DETALHES DA TAREFA>
Reproduza sem nenhuma alteração a parte do comentário sobre o evangelho que vai de "No relato do" a "para seus seguidores.", incluindo esses dois trechos.

TRECHO SELECIONADO>
--------

No relato do evangelho do domingo passado (5º Domingo), vimos Jesus chamando os quatro primeiros discípulos. Quer que sejam “pescadores de homens”. E eles entendem que precisam se desapegar dos bens materiais para seguir a Jesus com liberdade e inteireza de coração (Lc 5,10-11). O relato transparece claramente que Jesus quer um novo modo de vida e de mentalidade para seus seguidores.

O relato do evangelho de hoje traz o “Sermão da Planície” em contraposição ao “Sermão da Montanha” de Mateus 5,1-12. Lucas tem perspectiva diferente de Mateus. Os destinatários são outros: comunidades provenientes da cultura grega, pagã. O conteúdo dos dois relatos é o mesmo. Mas aqui Jesus profere também uma maldição contra os ricos. Além disso, ao “descer a montanha”, Jesus quer mostrar a condescendência de Deus que vem até nós. Elemento fundante da nossa fé cristã é a revelação de um Deus que se faz um de nós (cf. Jo 1,14), que desceu e se tornou servo (cf. Fl 2,7). De rico que era, se fez pobre por nós (cf. 2Cor 8,9). Um Deus que “desce”.

--------

DADOS FORNECIDOS>

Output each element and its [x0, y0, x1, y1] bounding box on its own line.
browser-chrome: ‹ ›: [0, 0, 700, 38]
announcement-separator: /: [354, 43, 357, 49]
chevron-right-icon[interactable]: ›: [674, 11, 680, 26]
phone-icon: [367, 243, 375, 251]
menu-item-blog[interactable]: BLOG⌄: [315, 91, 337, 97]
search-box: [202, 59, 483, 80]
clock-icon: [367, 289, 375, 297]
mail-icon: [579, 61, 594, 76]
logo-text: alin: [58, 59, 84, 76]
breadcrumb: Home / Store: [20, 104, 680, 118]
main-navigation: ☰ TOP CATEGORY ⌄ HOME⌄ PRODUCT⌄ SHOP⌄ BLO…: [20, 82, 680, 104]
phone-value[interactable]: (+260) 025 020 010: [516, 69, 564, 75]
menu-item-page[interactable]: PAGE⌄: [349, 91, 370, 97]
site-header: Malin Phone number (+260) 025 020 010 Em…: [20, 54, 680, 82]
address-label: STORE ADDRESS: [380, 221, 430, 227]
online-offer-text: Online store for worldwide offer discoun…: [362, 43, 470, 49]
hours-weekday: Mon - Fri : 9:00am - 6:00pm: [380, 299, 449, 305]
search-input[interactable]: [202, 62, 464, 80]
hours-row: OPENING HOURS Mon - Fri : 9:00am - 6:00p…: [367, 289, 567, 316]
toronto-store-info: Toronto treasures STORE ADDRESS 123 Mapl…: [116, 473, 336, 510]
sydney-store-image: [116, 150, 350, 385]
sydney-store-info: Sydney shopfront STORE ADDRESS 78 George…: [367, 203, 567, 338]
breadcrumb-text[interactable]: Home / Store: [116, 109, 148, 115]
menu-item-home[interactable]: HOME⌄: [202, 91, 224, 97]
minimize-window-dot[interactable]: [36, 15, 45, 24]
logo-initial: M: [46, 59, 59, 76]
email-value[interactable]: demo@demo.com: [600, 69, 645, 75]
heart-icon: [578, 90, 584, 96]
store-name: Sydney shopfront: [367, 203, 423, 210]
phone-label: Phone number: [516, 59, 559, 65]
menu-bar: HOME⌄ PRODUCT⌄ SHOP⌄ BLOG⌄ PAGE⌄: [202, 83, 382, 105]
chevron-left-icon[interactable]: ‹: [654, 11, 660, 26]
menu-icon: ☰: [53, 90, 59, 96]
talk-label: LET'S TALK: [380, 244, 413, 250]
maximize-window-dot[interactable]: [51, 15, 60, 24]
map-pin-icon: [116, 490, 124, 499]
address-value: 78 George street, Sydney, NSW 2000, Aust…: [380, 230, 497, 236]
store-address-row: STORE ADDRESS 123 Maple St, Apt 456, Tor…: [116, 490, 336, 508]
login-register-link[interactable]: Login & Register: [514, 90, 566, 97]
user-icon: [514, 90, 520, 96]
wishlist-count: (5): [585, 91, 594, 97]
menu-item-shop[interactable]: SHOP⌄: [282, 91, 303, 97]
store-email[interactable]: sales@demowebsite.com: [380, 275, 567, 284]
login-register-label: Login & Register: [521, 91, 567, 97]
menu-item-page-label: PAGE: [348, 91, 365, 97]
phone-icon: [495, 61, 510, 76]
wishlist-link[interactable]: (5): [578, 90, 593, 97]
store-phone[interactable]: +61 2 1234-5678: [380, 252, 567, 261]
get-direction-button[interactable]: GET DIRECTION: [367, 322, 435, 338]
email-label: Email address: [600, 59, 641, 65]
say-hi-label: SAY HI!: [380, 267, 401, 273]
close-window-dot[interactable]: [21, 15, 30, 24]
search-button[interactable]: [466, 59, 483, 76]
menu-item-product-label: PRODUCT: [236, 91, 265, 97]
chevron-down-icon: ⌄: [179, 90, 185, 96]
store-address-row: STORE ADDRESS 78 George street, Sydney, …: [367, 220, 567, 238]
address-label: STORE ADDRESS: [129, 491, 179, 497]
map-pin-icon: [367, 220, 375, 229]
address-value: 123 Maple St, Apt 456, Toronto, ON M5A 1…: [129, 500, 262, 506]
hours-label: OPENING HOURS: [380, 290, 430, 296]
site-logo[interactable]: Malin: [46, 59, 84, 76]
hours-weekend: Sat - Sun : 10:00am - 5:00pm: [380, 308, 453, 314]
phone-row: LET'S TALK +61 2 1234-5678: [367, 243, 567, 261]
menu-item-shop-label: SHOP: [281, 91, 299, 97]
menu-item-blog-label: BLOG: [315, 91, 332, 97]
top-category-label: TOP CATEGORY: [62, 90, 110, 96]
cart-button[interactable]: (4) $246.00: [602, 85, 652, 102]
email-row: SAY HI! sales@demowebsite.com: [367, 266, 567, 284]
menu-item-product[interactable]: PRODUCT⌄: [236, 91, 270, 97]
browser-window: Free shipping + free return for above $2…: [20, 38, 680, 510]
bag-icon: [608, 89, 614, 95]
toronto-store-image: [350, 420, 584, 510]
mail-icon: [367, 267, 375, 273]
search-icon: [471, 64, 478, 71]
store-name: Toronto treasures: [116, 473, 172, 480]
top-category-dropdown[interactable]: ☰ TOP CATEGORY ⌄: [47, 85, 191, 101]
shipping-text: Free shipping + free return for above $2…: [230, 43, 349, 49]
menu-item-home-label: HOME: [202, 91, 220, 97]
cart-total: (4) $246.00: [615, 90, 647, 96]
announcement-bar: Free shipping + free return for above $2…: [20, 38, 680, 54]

--------

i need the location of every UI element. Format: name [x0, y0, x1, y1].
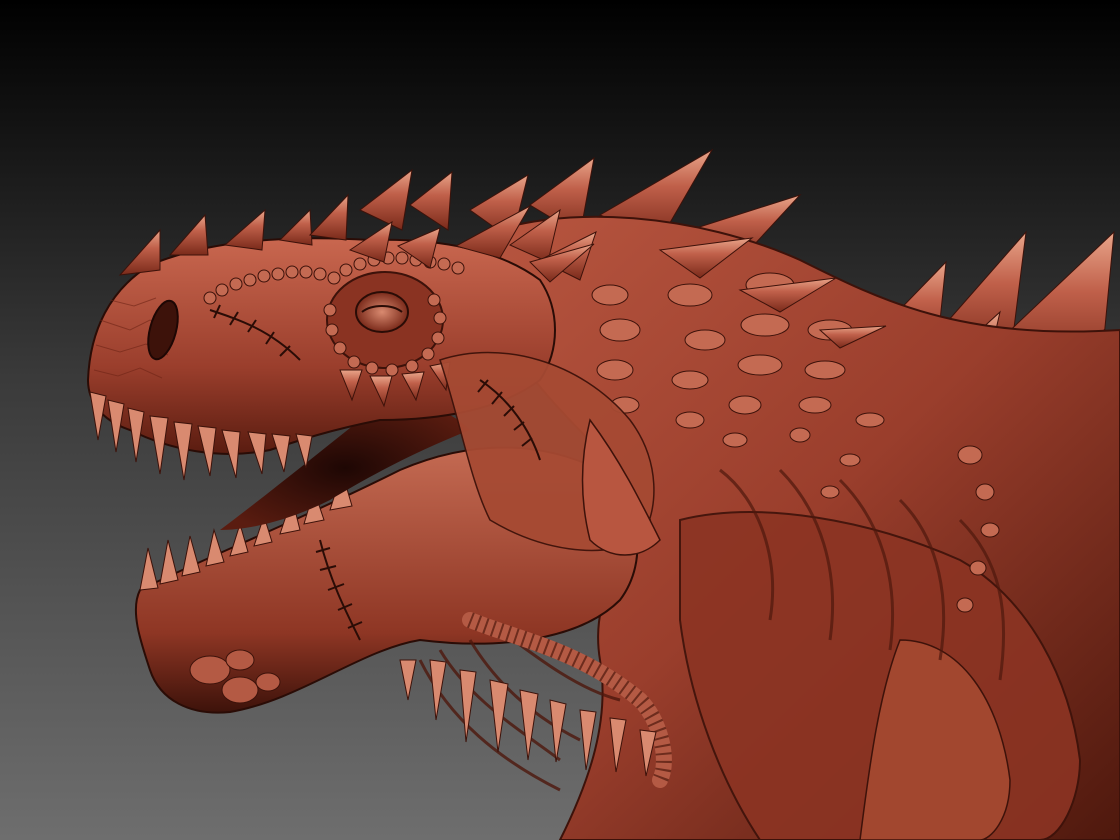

--------

RESPOSTA DA TAREFA>
No relato do evangelho do domingo passado (5º Domingo), vimos Jesus chamando os quatro primeiros discípulos. Quer que sejam “pescadores de homens”. E eles entendem que precisam se desapegar dos bens materiais para seguir a Jesus com liberdade e inteireza de coração (Lc 5,10-11). O relato transparece claramente que Jesus quer um novo modo de vida e de mentalidade para seus seguidores.